> TASK TO COMPLETE:
Starting with the line that holds "Transcribe the text in this document.", copy out each remaining line of the listing below, up to and including the last one, and include nothing else.

> AVAILABLE DATA:
=-=-=-=-=

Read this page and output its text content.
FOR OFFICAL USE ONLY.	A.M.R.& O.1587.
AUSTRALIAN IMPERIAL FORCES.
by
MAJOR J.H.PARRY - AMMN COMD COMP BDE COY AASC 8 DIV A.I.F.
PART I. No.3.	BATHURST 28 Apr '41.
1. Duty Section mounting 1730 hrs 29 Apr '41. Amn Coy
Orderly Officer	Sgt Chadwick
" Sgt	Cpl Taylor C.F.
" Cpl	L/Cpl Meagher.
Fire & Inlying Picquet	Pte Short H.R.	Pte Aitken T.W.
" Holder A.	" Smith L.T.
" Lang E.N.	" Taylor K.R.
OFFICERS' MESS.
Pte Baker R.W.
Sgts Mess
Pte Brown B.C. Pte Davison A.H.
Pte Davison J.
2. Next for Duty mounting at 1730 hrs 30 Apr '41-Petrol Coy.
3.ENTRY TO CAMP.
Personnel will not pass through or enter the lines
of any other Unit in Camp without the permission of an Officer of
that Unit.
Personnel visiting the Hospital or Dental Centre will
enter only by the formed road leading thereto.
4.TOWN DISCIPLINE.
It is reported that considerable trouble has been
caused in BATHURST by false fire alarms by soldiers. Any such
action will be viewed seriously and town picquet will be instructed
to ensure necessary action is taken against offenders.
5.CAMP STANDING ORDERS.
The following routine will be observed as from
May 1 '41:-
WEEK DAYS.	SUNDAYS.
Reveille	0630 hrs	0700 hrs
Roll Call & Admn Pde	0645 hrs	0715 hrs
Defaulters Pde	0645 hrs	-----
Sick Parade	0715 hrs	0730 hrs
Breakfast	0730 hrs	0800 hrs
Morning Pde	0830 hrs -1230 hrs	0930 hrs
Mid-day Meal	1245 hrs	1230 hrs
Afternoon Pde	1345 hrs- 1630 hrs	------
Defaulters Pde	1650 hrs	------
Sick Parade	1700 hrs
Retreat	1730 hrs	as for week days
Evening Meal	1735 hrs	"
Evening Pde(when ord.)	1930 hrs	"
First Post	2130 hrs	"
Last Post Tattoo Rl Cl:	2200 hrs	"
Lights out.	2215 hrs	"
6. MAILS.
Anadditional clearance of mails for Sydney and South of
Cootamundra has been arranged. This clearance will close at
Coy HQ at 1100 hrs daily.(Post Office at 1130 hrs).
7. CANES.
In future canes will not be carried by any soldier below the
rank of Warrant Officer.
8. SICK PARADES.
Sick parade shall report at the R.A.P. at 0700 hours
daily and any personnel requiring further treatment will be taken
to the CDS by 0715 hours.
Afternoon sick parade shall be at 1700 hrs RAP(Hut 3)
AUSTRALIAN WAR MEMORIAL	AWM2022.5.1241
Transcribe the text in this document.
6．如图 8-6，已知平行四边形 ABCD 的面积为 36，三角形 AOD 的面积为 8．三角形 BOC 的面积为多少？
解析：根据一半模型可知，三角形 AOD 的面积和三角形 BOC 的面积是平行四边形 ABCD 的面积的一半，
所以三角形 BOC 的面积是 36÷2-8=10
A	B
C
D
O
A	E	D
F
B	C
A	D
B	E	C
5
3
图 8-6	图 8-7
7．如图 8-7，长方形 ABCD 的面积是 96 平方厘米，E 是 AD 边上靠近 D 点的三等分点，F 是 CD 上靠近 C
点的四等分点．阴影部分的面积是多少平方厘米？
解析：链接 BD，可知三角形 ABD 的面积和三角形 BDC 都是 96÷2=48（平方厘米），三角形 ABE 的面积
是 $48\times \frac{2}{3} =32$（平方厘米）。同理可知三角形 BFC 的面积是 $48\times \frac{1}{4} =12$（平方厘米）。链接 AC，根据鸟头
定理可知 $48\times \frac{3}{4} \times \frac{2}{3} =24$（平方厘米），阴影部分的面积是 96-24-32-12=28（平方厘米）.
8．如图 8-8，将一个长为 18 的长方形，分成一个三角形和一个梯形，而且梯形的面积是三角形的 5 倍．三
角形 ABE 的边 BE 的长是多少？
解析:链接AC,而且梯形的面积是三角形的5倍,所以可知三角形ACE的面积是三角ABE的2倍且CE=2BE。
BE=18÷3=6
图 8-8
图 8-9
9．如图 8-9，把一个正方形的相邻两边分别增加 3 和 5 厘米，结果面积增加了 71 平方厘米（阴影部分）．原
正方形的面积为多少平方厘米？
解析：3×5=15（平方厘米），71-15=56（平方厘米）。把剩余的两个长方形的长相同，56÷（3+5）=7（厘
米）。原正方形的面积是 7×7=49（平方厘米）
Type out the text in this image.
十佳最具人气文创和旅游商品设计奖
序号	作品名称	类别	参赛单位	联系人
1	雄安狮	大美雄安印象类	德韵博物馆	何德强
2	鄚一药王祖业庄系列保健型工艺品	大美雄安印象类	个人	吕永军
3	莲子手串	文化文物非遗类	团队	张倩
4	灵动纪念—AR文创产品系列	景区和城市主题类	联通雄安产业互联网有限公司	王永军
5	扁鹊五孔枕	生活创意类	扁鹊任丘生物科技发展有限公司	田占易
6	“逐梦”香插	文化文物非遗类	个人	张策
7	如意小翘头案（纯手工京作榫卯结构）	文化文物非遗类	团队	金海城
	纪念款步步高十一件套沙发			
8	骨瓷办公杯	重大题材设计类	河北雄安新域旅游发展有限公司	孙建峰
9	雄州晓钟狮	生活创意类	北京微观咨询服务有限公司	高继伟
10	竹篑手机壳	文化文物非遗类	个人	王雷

=-=-=-=-=

> TASK RESULT:
Transcribe the text in this document.
6．如图 8-6，已知平行四边形 ABCD 的面积为 36，三角形 AOD 的面积为 8．三角形 BOC 的面积为多少？
解析：根据一半模型可知，三角形 AOD 的面积和三角形 BOC 的面积是平行四边形 ABCD 的面积的一半，
所以三角形 BOC 的面积是 36÷2-8=10
A	B
C
D
O
A	E	D
F
B	C
A	D
B	E	C
5
3
图 8-6	图 8-7
7．如图 8-7，长方形 ABCD 的面积是 96 平方厘米，E 是 AD 边上靠近 D 点的三等分点，F 是 CD 上靠近 C
点的四等分点．阴影部分的面积是多少平方厘米？
解析：链接 BD，可知三角形 ABD 的面积和三角形 BDC 都是 96÷2=48（平方厘米），三角形 ABE 的面积
是 $48\times \frac{2}{3} =32$（平方厘米）。同理可知三角形 BFC 的面积是 $48\times \frac{1}{4} =12$（平方厘米）。链接 AC，根据鸟头
定理可知 $48\times \frac{3}{4} \times \frac{2}{3} =24$（平方厘米），阴影部分的面积是 96-24-32-12=28（平方厘米）.
8．如图 8-8，将一个长为 18 的长方形，分成一个三角形和一个梯形，而且梯形的面积是三角形的 5 倍．三
角形 ABE 的边 BE 的长是多少？
解析:链接AC,而且梯形的面积是三角形的5倍,所以可知三角形ACE的面积是三角ABE的2倍且CE=2BE。
BE=18÷3=6
图 8-8
图 8-9
9．如图 8-9，把一个正方形的相邻两边分别增加 3 和 5 厘米，结果面积增加了 71 平方厘米（阴影部分）．原
正方形的面积为多少平方厘米？
解析：3×5=15（平方厘米），71-15=56（平方厘米）。把剩余的两个长方形的长相同，56÷（3+5）=7（厘
米）。原正方形的面积是 7×7=49（平方厘米）
Type out the text in this image.
十佳最具人气文创和旅游商品设计奖
序号	作品名称	类别	参赛单位	联系人
1	雄安狮	大美雄安印象类	德韵博物馆	何德强
2	鄚一药王祖业庄系列保健型工艺品	大美雄安印象类	个人	吕永军
3	莲子手串	文化文物非遗类	团队	张倩
4	灵动纪念—AR文创产品系列	景区和城市主题类	联通雄安产业互联网有限公司	王永军
5	扁鹊五孔枕	生活创意类	扁鹊任丘生物科技发展有限公司	田占易
6	“逐梦”香插	文化文物非遗类	个人	张策
7	如意小翘头案（纯手工京作榫卯结构）	文化文物非遗类	团队	金海城
	纪念款步步高十一件套沙发			
8	骨瓷办公杯	重大题材设计类	河北雄安新域旅游发展有限公司	孙建峰
9	雄州晓钟狮	生活创意类	北京微观咨询服务有限公司	高继伟
10	竹篑手机壳	文化文物非遗类	个人	王雷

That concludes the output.